# What you are asked to do:
All lines featuring the string "image" are to be listed.
****************************************
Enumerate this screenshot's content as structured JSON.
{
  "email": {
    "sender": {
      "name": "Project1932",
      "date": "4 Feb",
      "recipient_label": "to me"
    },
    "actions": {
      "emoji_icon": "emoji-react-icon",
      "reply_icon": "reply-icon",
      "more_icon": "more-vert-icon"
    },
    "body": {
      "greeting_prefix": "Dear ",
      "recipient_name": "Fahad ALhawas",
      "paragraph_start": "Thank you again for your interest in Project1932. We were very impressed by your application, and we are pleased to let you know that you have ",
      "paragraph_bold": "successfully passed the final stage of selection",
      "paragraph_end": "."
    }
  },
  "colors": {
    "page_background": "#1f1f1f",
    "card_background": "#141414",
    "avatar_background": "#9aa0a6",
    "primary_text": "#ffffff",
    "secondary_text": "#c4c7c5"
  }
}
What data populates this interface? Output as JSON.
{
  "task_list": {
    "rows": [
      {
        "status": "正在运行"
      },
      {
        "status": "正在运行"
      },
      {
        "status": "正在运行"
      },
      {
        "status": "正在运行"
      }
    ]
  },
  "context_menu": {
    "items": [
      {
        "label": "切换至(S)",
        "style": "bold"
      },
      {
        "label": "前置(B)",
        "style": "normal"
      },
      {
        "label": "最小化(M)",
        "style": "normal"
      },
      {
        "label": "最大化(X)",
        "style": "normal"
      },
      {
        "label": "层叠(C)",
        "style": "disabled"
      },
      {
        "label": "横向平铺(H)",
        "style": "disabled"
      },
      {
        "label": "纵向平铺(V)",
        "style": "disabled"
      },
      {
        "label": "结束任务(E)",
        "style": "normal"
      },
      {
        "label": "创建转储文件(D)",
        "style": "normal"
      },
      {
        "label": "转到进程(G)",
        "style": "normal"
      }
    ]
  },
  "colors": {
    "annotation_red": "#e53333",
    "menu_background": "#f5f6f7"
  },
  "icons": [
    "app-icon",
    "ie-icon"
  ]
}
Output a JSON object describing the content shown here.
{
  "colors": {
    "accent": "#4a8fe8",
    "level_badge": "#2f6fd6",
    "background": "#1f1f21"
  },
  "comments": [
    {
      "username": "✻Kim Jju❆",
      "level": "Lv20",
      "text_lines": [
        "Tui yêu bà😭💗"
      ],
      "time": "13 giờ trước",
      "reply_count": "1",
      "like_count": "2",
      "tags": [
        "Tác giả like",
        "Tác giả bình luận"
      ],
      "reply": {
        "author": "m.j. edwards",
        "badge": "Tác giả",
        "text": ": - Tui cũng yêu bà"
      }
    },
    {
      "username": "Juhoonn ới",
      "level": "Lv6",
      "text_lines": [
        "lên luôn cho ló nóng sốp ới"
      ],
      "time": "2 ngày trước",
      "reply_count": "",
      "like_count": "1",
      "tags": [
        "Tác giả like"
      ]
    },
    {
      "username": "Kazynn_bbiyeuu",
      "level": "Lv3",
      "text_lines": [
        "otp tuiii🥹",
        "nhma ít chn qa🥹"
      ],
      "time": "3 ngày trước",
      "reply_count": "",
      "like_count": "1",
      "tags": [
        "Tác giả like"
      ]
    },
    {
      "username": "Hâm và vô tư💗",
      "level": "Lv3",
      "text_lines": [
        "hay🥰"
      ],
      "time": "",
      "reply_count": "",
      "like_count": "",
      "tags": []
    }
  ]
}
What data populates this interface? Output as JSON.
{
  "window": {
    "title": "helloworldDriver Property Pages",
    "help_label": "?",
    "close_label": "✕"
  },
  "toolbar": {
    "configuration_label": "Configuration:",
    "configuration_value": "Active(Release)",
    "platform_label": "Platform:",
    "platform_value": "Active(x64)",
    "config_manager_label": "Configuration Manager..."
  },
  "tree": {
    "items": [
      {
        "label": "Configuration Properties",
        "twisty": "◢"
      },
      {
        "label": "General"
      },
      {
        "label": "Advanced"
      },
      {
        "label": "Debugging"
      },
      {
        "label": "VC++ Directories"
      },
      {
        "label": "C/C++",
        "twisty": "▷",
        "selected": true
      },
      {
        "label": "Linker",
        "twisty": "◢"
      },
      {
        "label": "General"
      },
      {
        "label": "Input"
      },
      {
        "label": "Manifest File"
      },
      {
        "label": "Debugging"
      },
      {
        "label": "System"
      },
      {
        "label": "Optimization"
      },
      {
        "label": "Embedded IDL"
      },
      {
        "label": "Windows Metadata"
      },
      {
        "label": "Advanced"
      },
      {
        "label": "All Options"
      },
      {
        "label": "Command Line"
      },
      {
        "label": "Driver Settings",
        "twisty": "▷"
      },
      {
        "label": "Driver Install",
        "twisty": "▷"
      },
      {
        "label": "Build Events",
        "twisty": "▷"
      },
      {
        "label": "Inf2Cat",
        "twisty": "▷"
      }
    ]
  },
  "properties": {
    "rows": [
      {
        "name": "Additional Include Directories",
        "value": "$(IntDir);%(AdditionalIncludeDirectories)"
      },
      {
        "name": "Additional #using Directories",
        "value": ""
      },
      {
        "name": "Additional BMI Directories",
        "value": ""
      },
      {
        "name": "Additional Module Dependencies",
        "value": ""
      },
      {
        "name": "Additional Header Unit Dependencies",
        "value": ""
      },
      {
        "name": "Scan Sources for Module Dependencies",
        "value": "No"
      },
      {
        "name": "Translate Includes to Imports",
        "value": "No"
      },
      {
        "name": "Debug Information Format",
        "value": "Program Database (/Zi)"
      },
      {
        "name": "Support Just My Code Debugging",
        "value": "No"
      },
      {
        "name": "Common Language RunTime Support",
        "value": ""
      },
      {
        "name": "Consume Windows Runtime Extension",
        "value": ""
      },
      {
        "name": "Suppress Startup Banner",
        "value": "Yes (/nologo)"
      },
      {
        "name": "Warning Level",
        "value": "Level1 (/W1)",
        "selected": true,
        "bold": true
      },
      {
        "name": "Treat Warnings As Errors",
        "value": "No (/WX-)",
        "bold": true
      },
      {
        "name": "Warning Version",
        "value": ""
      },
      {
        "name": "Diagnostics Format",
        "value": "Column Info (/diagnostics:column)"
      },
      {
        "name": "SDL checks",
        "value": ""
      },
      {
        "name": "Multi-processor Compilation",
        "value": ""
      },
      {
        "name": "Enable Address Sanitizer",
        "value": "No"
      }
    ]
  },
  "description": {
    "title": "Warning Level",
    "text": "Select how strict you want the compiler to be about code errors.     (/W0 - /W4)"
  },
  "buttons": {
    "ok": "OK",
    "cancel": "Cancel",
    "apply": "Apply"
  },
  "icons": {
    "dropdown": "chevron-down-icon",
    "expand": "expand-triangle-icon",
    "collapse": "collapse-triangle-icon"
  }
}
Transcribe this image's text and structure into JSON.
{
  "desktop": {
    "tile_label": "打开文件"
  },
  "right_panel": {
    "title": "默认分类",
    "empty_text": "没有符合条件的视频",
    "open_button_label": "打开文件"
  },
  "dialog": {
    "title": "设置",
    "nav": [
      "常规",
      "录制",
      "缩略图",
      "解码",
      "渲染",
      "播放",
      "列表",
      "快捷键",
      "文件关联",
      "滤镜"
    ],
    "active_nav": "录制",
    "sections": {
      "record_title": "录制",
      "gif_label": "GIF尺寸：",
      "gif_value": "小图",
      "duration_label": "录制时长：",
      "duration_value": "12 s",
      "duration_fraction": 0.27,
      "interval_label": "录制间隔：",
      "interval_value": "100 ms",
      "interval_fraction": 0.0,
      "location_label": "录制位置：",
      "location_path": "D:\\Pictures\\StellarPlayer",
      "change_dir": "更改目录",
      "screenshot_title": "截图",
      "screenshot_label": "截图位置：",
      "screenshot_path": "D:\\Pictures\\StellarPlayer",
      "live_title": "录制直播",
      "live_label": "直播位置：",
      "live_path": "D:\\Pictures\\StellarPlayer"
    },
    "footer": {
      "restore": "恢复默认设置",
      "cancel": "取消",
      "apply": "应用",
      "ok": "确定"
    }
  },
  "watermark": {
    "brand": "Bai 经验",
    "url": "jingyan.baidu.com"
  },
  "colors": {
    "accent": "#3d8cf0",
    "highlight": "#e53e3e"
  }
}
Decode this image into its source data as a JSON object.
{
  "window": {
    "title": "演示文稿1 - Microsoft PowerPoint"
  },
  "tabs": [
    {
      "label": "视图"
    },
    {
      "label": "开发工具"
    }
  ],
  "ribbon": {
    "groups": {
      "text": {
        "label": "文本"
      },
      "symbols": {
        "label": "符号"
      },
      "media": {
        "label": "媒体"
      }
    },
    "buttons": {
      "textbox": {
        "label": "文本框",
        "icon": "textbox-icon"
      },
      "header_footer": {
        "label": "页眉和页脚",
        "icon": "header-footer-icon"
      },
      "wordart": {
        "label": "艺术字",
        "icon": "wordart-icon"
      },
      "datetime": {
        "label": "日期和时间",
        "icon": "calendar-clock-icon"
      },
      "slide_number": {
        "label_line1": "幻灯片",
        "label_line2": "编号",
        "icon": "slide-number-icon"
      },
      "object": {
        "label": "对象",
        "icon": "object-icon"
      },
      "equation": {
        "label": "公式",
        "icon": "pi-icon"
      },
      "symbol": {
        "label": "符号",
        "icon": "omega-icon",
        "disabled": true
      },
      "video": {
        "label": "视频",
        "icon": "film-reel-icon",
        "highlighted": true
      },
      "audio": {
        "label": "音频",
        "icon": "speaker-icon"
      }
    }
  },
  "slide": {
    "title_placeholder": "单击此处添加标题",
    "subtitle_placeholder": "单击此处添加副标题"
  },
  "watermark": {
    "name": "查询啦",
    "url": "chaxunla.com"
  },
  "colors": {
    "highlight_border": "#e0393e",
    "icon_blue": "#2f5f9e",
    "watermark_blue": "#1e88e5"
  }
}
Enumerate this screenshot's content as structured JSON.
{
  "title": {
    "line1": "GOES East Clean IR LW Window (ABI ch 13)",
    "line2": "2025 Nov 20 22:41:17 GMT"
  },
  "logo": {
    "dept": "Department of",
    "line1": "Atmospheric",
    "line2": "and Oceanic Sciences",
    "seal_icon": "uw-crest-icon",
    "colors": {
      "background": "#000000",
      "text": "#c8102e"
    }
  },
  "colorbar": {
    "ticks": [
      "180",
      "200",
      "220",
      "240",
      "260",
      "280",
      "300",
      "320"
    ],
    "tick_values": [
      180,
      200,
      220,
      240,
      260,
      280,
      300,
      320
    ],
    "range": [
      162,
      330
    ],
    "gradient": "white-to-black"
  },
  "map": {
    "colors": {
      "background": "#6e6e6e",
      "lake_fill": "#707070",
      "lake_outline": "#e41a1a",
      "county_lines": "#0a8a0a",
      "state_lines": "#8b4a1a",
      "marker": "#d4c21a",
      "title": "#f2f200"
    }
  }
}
****************************************
# Finished task:
Transcribe this image's text and structure into JSON.
Decode this image into its source data as a JSON object.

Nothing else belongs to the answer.